:: Data extract ::
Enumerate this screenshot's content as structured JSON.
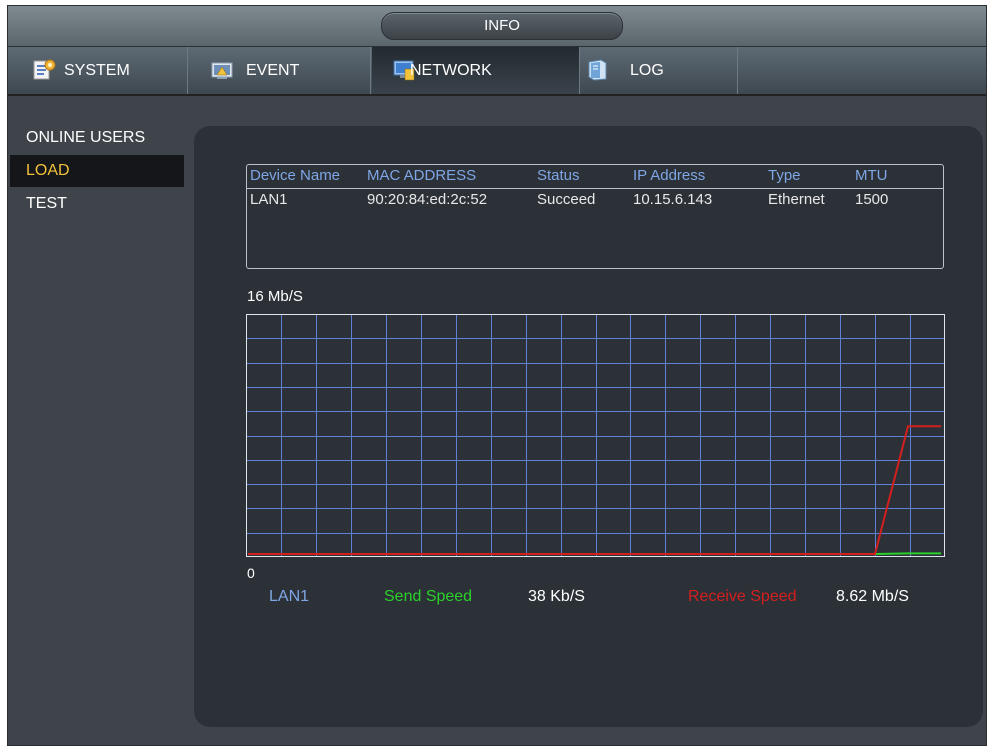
{
  "window": {
    "title": "INFO"
  },
  "tabs": [
    {
      "label": "SYSTEM",
      "icon": "system-icon"
    },
    {
      "label": "EVENT",
      "icon": "event-icon"
    },
    {
      "label": "NETWORK",
      "icon": "network-icon",
      "active": true
    },
    {
      "label": "LOG",
      "icon": "log-icon"
    }
  ],
  "sidebar": {
    "items": [
      {
        "label": "ONLINE USERS"
      },
      {
        "label": "LOAD",
        "active": true
      },
      {
        "label": "TEST"
      }
    ]
  },
  "device_table": {
    "headers": [
      "Device Name",
      "MAC ADDRESS",
      "Status",
      "IP Address",
      "Type",
      "MTU"
    ],
    "rows": [
      [
        "LAN1",
        "90:20:84:ed:2c:52",
        "Succeed",
        "10.15.6.143",
        "Ethernet",
        "1500"
      ]
    ]
  },
  "graph": {
    "scale_max": "16 Mb/S",
    "scale_min": "0",
    "legend_lan": "LAN1",
    "legend_send": "Send Speed",
    "send_value": "38 Kb/S",
    "legend_receive": "Receive Speed",
    "receive_value": "8.62 Mb/S"
  },
  "chart_data": {
    "type": "line",
    "ylim": [
      0,
      16
    ],
    "series": [
      {
        "name": "Send Speed",
        "color": "#2ad12a",
        "values": [
          0,
          0,
          0,
          0,
          0,
          0,
          0,
          0,
          0,
          0,
          0,
          0,
          0,
          0,
          0,
          0,
          0,
          0,
          0,
          0,
          0.04,
          0.04
        ]
      },
      {
        "name": "Receive Speed",
        "color": "#d41f1f",
        "values": [
          0,
          0,
          0,
          0,
          0,
          0,
          0,
          0,
          0,
          0,
          0,
          0,
          0,
          0,
          0,
          0,
          0,
          0,
          0,
          0,
          8.62,
          8.62
        ]
      }
    ]
  },
  "colors": {
    "accent_active": "#f2c23a",
    "grid": "#5e7fd9",
    "header_text": "#7fa6e6"
  }
}
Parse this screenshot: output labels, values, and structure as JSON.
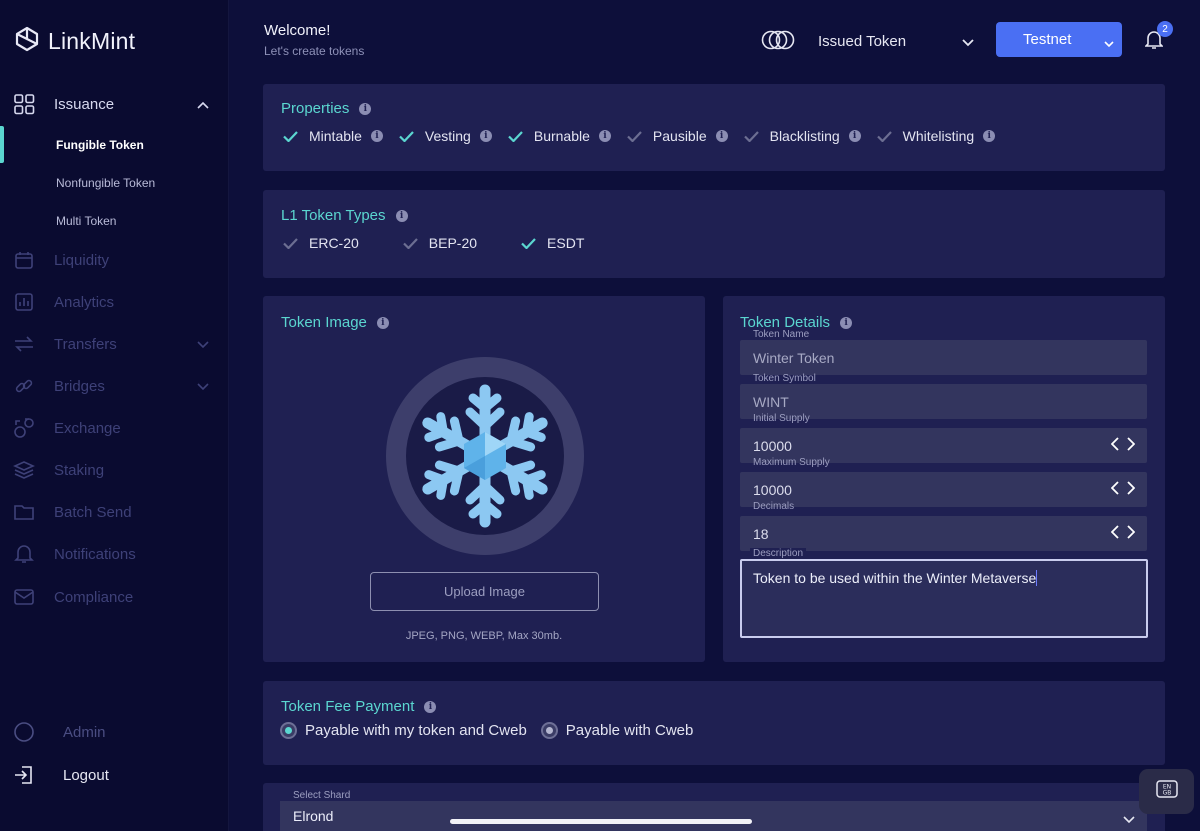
{
  "app": {
    "name": "LinkMint"
  },
  "sidebar": {
    "issuance": {
      "label": "Issuance",
      "children": [
        "Fungible Token",
        "Nonfungible Token",
        "Multi Token"
      ]
    },
    "items": [
      {
        "label": "Liquidity",
        "icon": "calendar-icon"
      },
      {
        "label": "Analytics",
        "icon": "chart-icon"
      },
      {
        "label": "Transfers",
        "icon": "transfer-icon"
      },
      {
        "label": "Bridges",
        "icon": "link-icon"
      },
      {
        "label": "Exchange",
        "icon": "exchange-icon"
      },
      {
        "label": "Staking",
        "icon": "layers-icon"
      },
      {
        "label": "Batch Send",
        "icon": "folder-icon"
      },
      {
        "label": "Notifications",
        "icon": "bell-icon"
      },
      {
        "label": "Compliance",
        "icon": "mail-icon"
      }
    ],
    "admin": "Admin",
    "logout": "Logout"
  },
  "header": {
    "welcome": "Welcome!",
    "subtitle": "Let's create tokens",
    "issued_token": "Issued Token",
    "network": "Testnet",
    "notification_count": "2"
  },
  "properties": {
    "title": "Properties",
    "items": [
      {
        "label": "Mintable",
        "checked": true
      },
      {
        "label": "Vesting",
        "checked": true
      },
      {
        "label": "Burnable",
        "checked": true
      },
      {
        "label": "Pausible",
        "checked": false
      },
      {
        "label": "Blacklisting",
        "checked": false
      },
      {
        "label": "Whitelisting",
        "checked": false
      }
    ]
  },
  "l1_types": {
    "title": "L1 Token Types",
    "items": [
      {
        "label": "ERC-20",
        "checked": false
      },
      {
        "label": "BEP-20",
        "checked": false
      },
      {
        "label": "ESDT",
        "checked": true
      }
    ]
  },
  "token_image": {
    "title": "Token Image",
    "upload_label": "Upload Image",
    "formats": "JPEG, PNG, WEBP, Max 30mb."
  },
  "token_details": {
    "title": "Token Details",
    "token_name": {
      "label": "Token Name",
      "value": "Winter Token"
    },
    "token_symbol": {
      "label": "Token Symbol",
      "value": "WINT"
    },
    "initial_supply": {
      "label": "Initial Supply",
      "value": "10000"
    },
    "maximum_supply": {
      "label": "Maximum Supply",
      "value": "10000"
    },
    "decimals": {
      "label": "Decimals",
      "value": "18"
    },
    "description": {
      "label": "Description",
      "value": "Token to be used within the Winter Metaverse"
    }
  },
  "fee": {
    "title": "Token Fee Payment",
    "options": [
      {
        "label": "Payable with my token and Cweb",
        "selected": true
      },
      {
        "label": "Payable with Cweb",
        "selected": false
      }
    ]
  },
  "shard": {
    "label": "Select Shard",
    "value": "Elrond"
  },
  "keyboard": {
    "label_top": "EN",
    "label_bottom": "GB"
  },
  "colors": {
    "accent": "#5bd6d0",
    "primary": "#4a6ff3",
    "background": "#0d0f3a",
    "panel": "#1f2052"
  }
}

:: Given exercise ::
Take the listing above and print it exactly, apart from the pictures.

:: Output of the exercise ::
Enumerate this screenshot's content as structured JSON.
{
  "window": {
    "title": "INFO"
  },
  "tabs": [
    {
      "label": "SYSTEM",
      "icon": "system-icon"
    },
    {
      "label": "EVENT",
      "icon": "event-icon"
    },
    {
      "label": "NETWORK",
      "icon": "network-icon",
      "active": true
    },
    {
      "label": "LOG",
      "icon": "log-icon"
    }
  ],
  "sidebar": {
    "items": [
      {
        "label": "ONLINE USERS"
      },
      {
        "label": "LOAD",
        "active": true
      },
      {
        "label": "TEST"
      }
    ]
  },
  "device_table": {
    "headers": [
      "Device Name",
      "MAC ADDRESS",
      "Status",
      "IP Address",
      "Type",
      "MTU"
    ],
    "rows": [
      [
        "LAN1",
        "90:20:84:ed:2c:52",
        "Succeed",
        "10.15.6.143",
        "Ethernet",
        "1500"
      ]
    ]
  },
  "graph": {
    "scale_max": "16 Mb/S",
    "scale_min": "0",
    "legend_lan": "LAN1",
    "legend_send": "Send Speed",
    "send_value": "38 Kb/S",
    "legend_receive": "Receive Speed",
    "receive_value": "8.62 Mb/S"
  },
  "chart_data": {
    "type": "line",
    "ylim": [
      0,
      16
    ],
    "series": [
      {
        "name": "Send Speed",
        "color": "#2ad12a",
        "values": [
          0,
          0,
          0,
          0,
          0,
          0,
          0,
          0,
          0,
          0,
          0,
          0,
          0,
          0,
          0,
          0,
          0,
          0,
          0,
          0,
          0.04,
          0.04
        ]
      },
      {
        "name": "Receive Speed",
        "color": "#d41f1f",
        "values": [
          0,
          0,
          0,
          0,
          0,
          0,
          0,
          0,
          0,
          0,
          0,
          0,
          0,
          0,
          0,
          0,
          0,
          0,
          0,
          0,
          8.62,
          8.62
        ]
      }
    ]
  },
  "colors": {
    "accent_active": "#f2c23a",
    "grid": "#5e7fd9",
    "header_text": "#7fa6e6"
  }
}
Parse this screenshot: output labels, values, and structure as JSON.
{
  "app": {
    "name": "LinkMint"
  },
  "sidebar": {
    "issuance": {
      "label": "Issuance",
      "children": [
        "Fungible Token",
        "Nonfungible Token",
        "Multi Token"
      ]
    },
    "items": [
      {
        "label": "Liquidity",
        "icon": "calendar-icon"
      },
      {
        "label": "Analytics",
        "icon": "chart-icon"
      },
      {
        "label": "Transfers",
        "icon": "transfer-icon"
      },
      {
        "label": "Bridges",
        "icon": "link-icon"
      },
      {
        "label": "Exchange",
        "icon": "exchange-icon"
      },
      {
        "label": "Staking",
        "icon": "layers-icon"
      },
      {
        "label": "Batch Send",
        "icon": "folder-icon"
      },
      {
        "label": "Notifications",
        "icon": "bell-icon"
      },
      {
        "label": "Compliance",
        "icon": "mail-icon"
      }
    ],
    "admin": "Admin",
    "logout": "Logout"
  },
  "header": {
    "welcome": "Welcome!",
    "subtitle": "Let's create tokens",
    "issued_token": "Issued Token",
    "network": "Testnet",
    "notification_count": "2"
  },
  "properties": {
    "title": "Properties",
    "items": [
      {
        "label": "Mintable",
        "checked": true
      },
      {
        "label": "Vesting",
        "checked": true
      },
      {
        "label": "Burnable",
        "checked": true
      },
      {
        "label": "Pausible",
        "checked": false
      },
      {
        "label": "Blacklisting",
        "checked": false
      },
      {
        "label": "Whitelisting",
        "checked": false
      }
    ]
  },
  "l1_types": {
    "title": "L1 Token Types",
    "items": [
      {
        "label": "ERC-20",
        "checked": false
      },
      {
        "label": "BEP-20",
        "checked": false
      },
      {
        "label": "ESDT",
        "checked": true
      }
    ]
  },
  "token_image": {
    "title": "Token Image",
    "upload_label": "Upload Image",
    "formats": "JPEG, PNG, WEBP, Max 30mb."
  },
  "token_details": {
    "title": "Token Details",
    "token_name": {
      "label": "Token Name",
      "value": "Winter Token"
    },
    "token_symbol": {
      "label": "Token Symbol",
      "value": "WINT"
    },
    "initial_supply": {
      "label": "Initial Supply",
      "value": "10000"
    },
    "maximum_supply": {
      "label": "Maximum Supply",
      "value": "10000"
    },
    "decimals": {
      "label": "Decimals",
      "value": "18"
    },
    "description": {
      "label": "Description",
      "value": "Token to be used within the Winter Metaverse"
    }
  },
  "fee": {
    "title": "Token Fee Payment",
    "options": [
      {
        "label": "Payable with my token and Cweb",
        "selected": true
      },
      {
        "label": "Payable with Cweb",
        "selected": false
      }
    ]
  },
  "shard": {
    "label": "Select Shard",
    "value": "Elrond"
  },
  "keyboard": {
    "label_top": "EN",
    "label_bottom": "GB"
  },
  "colors": {
    "accent": "#5bd6d0",
    "primary": "#4a6ff3",
    "background": "#0d0f3a",
    "panel": "#1f2052"
  }
}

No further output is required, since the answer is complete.